> _What you have to do_: Transcribe the entries that follow exactly as they appear, minus pictures.

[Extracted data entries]
· · ·
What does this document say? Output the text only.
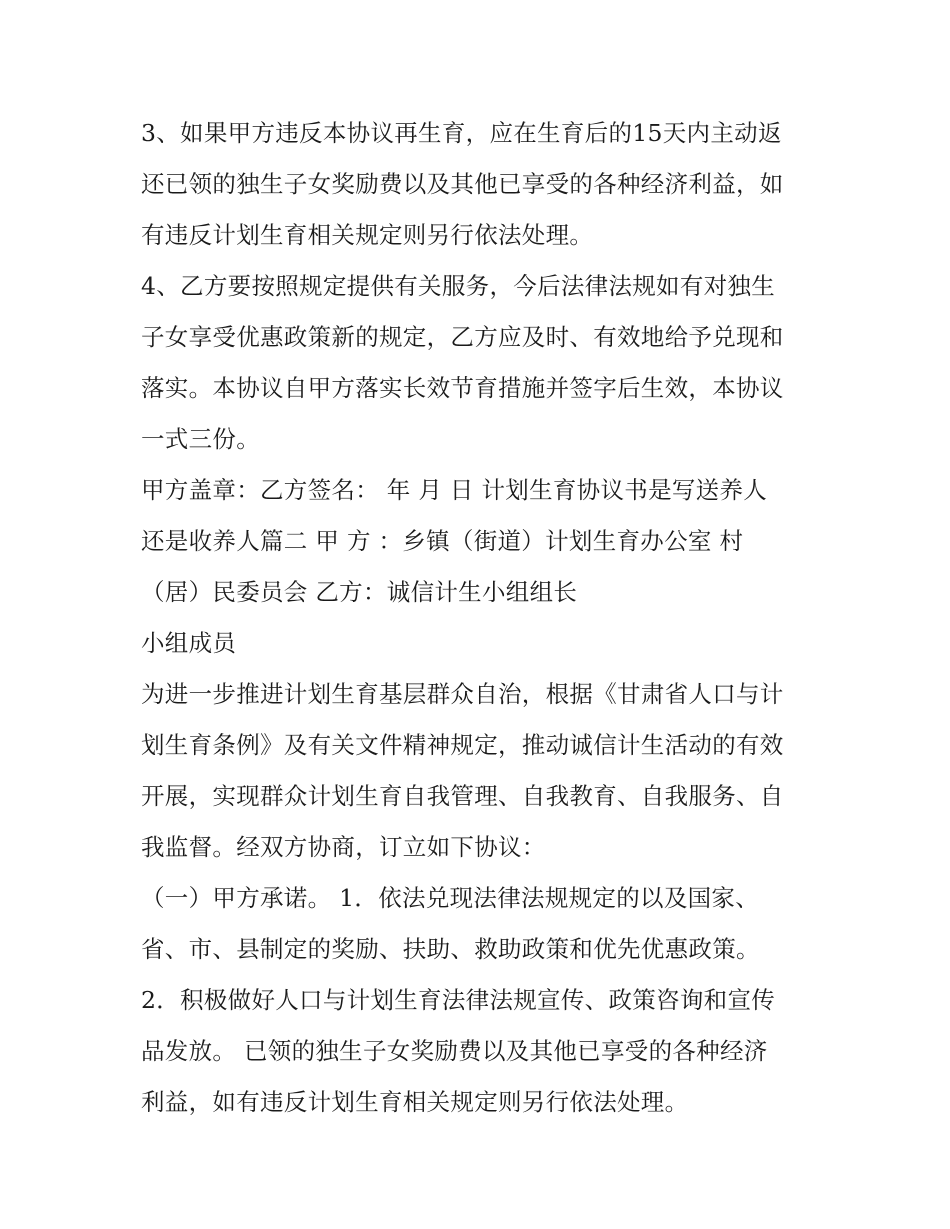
3、如果甲方违反本协议再生育，应在生育后的15天内主动返
还已领的独生子女奖励费以及其他已享受的各种经济利益，如
有违反计划生育相关规定则另行依法处理。
4、乙方要按照规定提供有关服务，今后法律法规如有对独生
子女享受优惠政策新的规定，乙方应及时、有效地给予兑现和
落实。本协议自甲方落实长效节育措施并签字后生效，本协议
一式三份。
甲方盖章：乙方签名： 年 月 日 计划生育协议书是写送养人
还是收养人篇二 甲 方 ：乡镇（街道）计划生育办公室 村
（居）民委员会 乙方：诚信计生小组组长
小组成员
为进一步推进计划生育基层群众自治，根据《甘肃省人口与计
划生育条例》及有关文件精神规定，推动诚信计生活动的有效
开展，实现群众计划生育自我管理、自我教育、自我服务、自
我监督。经双方协商，订立如下协议：
（一）甲方承诺。 1．依法兑现法律法规规定的以及国家、
省、市、县制定的奖励、扶助、救助政策和优先优惠政策。
2．积极做好人口与计划生育法律法规宣传、政策咨询和宣传
品发放。 已领的独生子女奖励费以及其他已享受的各种经济
利益，如有违反计划生育相关规定则另行依法处理。
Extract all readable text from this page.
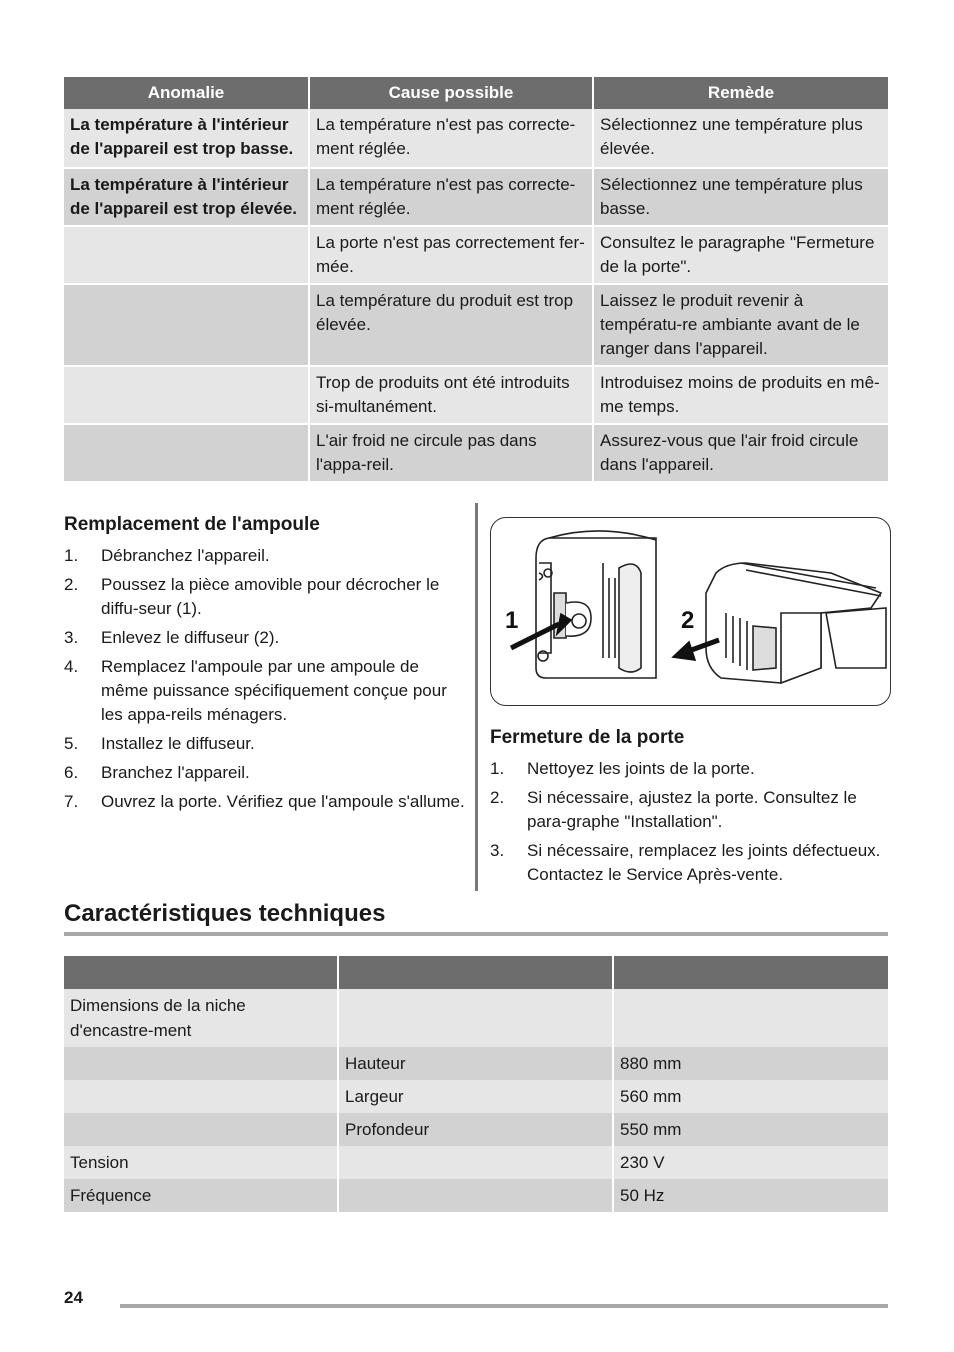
Anomalie	Cause possible	Remède
La température à l'intérieur de l'appareil est trop basse.	La température n'est pas correcte-ment réglée.	Sélectionnez une température plus élevée.
La température à l'intérieur de l'appareil est trop élevée.	La température n'est pas correcte-ment réglée.	Sélectionnez une température plus basse.
	La porte n'est pas correctement fer-mée.	Consultez le paragraphe "Fermeture de la porte".
	La température du produit est trop élevée.	Laissez le produit revenir à températu-re ambiante avant de le ranger dans l'appareil.
	Trop de produits ont été introduits si-multanément.	Introduisez moins de produits en mê-me temps.
	L'air froid ne circule pas dans l'appa-reil.	Assurez-vous que l'air froid circule dans l'appareil.
Remplacement de l'ampoule
1.	Débranchez l'appareil.
2.	Poussez la pièce amovible pour décrocher le diffu-seur (1).
3.	Enlevez le diffuseur (2).
4.	Remplacez l'ampoule par une ampoule de même puissance spécifiquement conçue pour les appa-reils ménagers.
5.	Installez le diffuseur.
6.	Branchez l'appareil.
7.	Ouvrez la porte. Vérifiez que l'ampoule s'allume.
1	2
Fermeture de la porte
1.	Nettoyez les joints de la porte.
2.	Si nécessaire, ajustez la porte. Consultez le para-graphe "Installation".
3.	Si nécessaire, remplacez les joints défectueux. Contactez le Service Après-vente.
Caractéristiques techniques

Dimensions de la niche d'encastre-ment		
	Hauteur	880 mm
	Largeur	560 mm
	Profondeur	550 mm
Tension		230 V
Fréquence		50 Hz
24
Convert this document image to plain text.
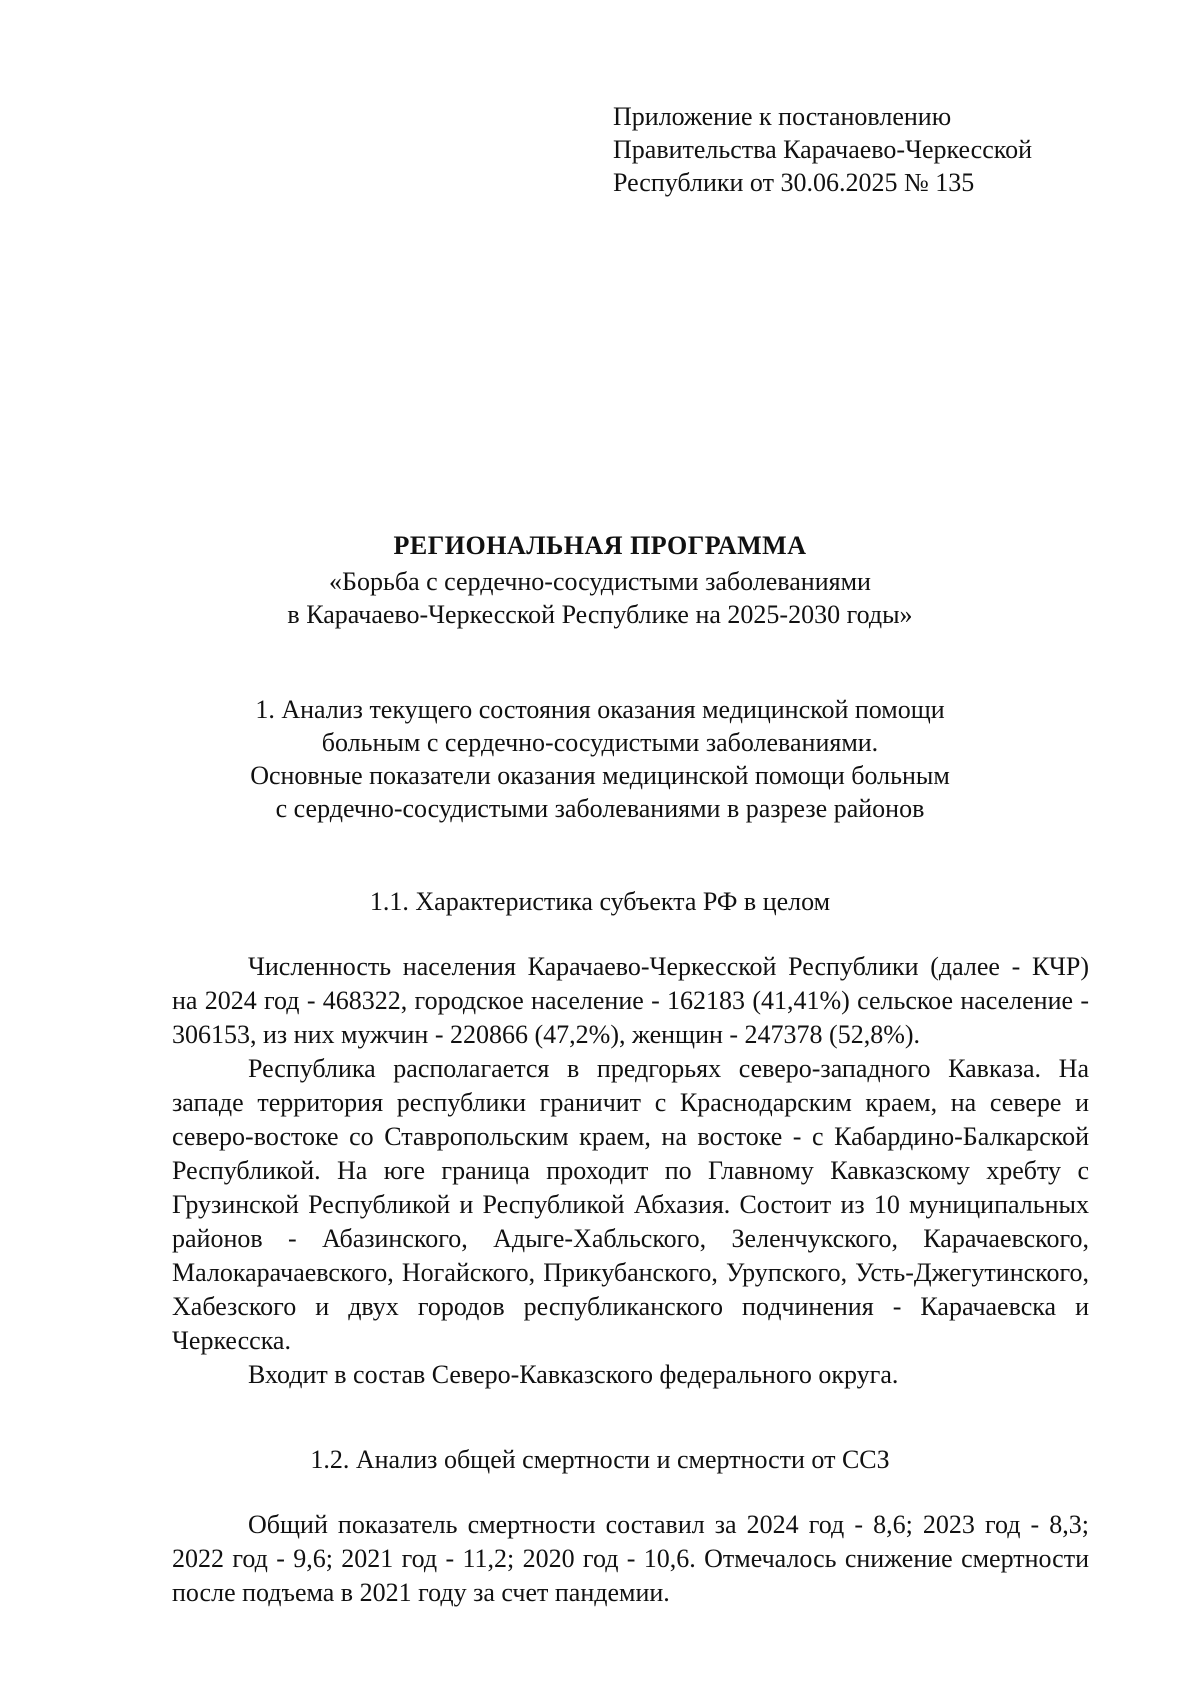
Приложение к постановлению
Правительства Карачаево-Черкесской
Республики от 30.06.2025 № 135
РЕГИОНАЛЬНАЯ ПРОГРАММА
«Борьба с сердечно-сосудистыми заболеваниями
в Карачаево-Черкесской Республике на 2025-2030 годы»
1. Анализ текущего состояния оказания медицинской помощи
больным с сердечно-сосудистыми заболеваниями.
Основные показатели оказания медицинской помощи больным
с сердечно-сосудистыми заболеваниями в разрезе районов
1.1. Характеристика субъекта РФ в целом

Численность населения Карачаево-Черкесской Республики (далее - КЧР) на 2024 год - 468322, городское население - 162183 (41,41%) сельское население - 306153, из них мужчин - 220866 (47,2%), женщин - 247378 (52,8%).

Республика располагается в предгорьях северо-западного Кавказа. На западе территория республики граничит с Краснодарским краем, на севере и северо-востоке со Ставропольским краем, на востоке - с Кабардино-Балкарской Республикой. На юге граница проходит по Главному Кавказскому хребту с Грузинской Республикой и Республикой Абхазия. Состоит из 10 муниципальных районов - Абазинского, Адыге-Хабльского, Зеленчукского, Карачаевского, Малокарачаевского, Ногайского, Прикубанского, Урупского, Усть-Джегутинского, Хабезского и двух городов республиканского подчинения - Карачаевска и Черкесска.

Входит в состав Северо-Кавказского федерального округа.

1.2. Анализ общей смертности и смертности от ССЗ

Общий показатель смертности составил за 2024 год - 8,6; 2023 год - 8,3; 2022 год - 9,6; 2021 год - 11,2; 2020 год - 10,6. Отмечалось снижение смертности после подъема в 2021 году за счет пандемии.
· · ·
> _Task output_:
What does this document say? Output the text only.
3、如果甲方违反本协议再生育，应在生育后的15天内主动返
还已领的独生子女奖励费以及其他已享受的各种经济利益，如
有违反计划生育相关规定则另行依法处理。
4、乙方要按照规定提供有关服务，今后法律法规如有对独生
子女享受优惠政策新的规定，乙方应及时、有效地给予兑现和
落实。本协议自甲方落实长效节育措施并签字后生效，本协议
一式三份。
甲方盖章：乙方签名： 年 月 日 计划生育协议书是写送养人
还是收养人篇二 甲 方 ：乡镇（街道）计划生育办公室 村
（居）民委员会 乙方：诚信计生小组组长
小组成员
为进一步推进计划生育基层群众自治，根据《甘肃省人口与计
划生育条例》及有关文件精神规定，推动诚信计生活动的有效
开展，实现群众计划生育自我管理、自我教育、自我服务、自
我监督。经双方协商，订立如下协议：
（一）甲方承诺。 1．依法兑现法律法规规定的以及国家、
省、市、县制定的奖励、扶助、救助政策和优先优惠政策。
2．积极做好人口与计划生育法律法规宣传、政策咨询和宣传
品发放。 已领的独生子女奖励费以及其他已享受的各种经济
利益，如有违反计划生育相关规定则另行依法处理。
Extract all readable text from this page.
Anomalie	Cause possible	Remède
La température à l'intérieur de l'appareil est trop basse.	La température n'est pas correcte-ment réglée.	Sélectionnez une température plus élevée.
La température à l'intérieur de l'appareil est trop élevée.	La température n'est pas correcte-ment réglée.	Sélectionnez une température plus basse.
	La porte n'est pas correctement fer-mée.	Consultez le paragraphe "Fermeture de la porte".
	La température du produit est trop élevée.	Laissez le produit revenir à températu-re ambiante avant de le ranger dans l'appareil.
	Trop de produits ont été introduits si-multanément.	Introduisez moins de produits en mê-me temps.
	L'air froid ne circule pas dans l'appa-reil.	Assurez-vous que l'air froid circule dans l'appareil.
Remplacement de l'ampoule
1.	Débranchez l'appareil.
2.	Poussez la pièce amovible pour décrocher le diffu-seur (1).
3.	Enlevez le diffuseur (2).
4.	Remplacez l'ampoule par une ampoule de même puissance spécifiquement conçue pour les appa-reils ménagers.
5.	Installez le diffuseur.
6.	Branchez l'appareil.
7.	Ouvrez la porte. Vérifiez que l'ampoule s'allume.
1	2
Fermeture de la porte
1.	Nettoyez les joints de la porte.
2.	Si nécessaire, ajustez la porte. Consultez le para-graphe "Installation".
3.	Si nécessaire, remplacez les joints défectueux. Contactez le Service Après-vente.
Caractéristiques techniques

Dimensions de la niche d'encastre-ment		
	Hauteur	880 mm
	Largeur	560 mm
	Profondeur	550 mm
Tension		230 V
Fréquence		50 Hz
24
Convert this document image to plain text.
Приложение к постановлению
Правительства Карачаево-Черкесской
Республики от 30.06.2025 № 135
РЕГИОНАЛЬНАЯ ПРОГРАММА
«Борьба с сердечно-сосудистыми заболеваниями
в Карачаево-Черкесской Республике на 2025-2030 годы»
1. Анализ текущего состояния оказания медицинской помощи
больным с сердечно-сосудистыми заболеваниями.
Основные показатели оказания медицинской помощи больным
с сердечно-сосудистыми заболеваниями в разрезе районов
1.1. Характеристика субъекта РФ в целом

Численность населения Карачаево-Черкесской Республики (далее - КЧР) на 2024 год - 468322, городское население - 162183 (41,41%) сельское население - 306153, из них мужчин - 220866 (47,2%), женщин - 247378 (52,8%).

Республика располагается в предгорьях северо-западного Кавказа. На западе территория республики граничит с Краснодарским краем, на севере и северо-востоке со Ставропольским краем, на востоке - с Кабардино-Балкарской Республикой. На юге граница проходит по Главному Кавказскому хребту с Грузинской Республикой и Республикой Абхазия. Состоит из 10 муниципальных районов - Абазинского, Адыге-Хабльского, Зеленчукского, Карачаевского, Малокарачаевского, Ногайского, Прикубанского, Урупского, Усть-Джегутинского, Хабезского и двух городов республиканского подчинения - Карачаевска и Черкесска.

Входит в состав Северо-Кавказского федерального округа.

1.2. Анализ общей смертности и смертности от ССЗ

Общий показатель смертности составил за 2024 год - 8,6; 2023 год - 8,3; 2022 год - 9,6; 2021 год - 11,2; 2020 год - 10,6. Отмечалось снижение смертности после подъема в 2021 году за счет пандемии.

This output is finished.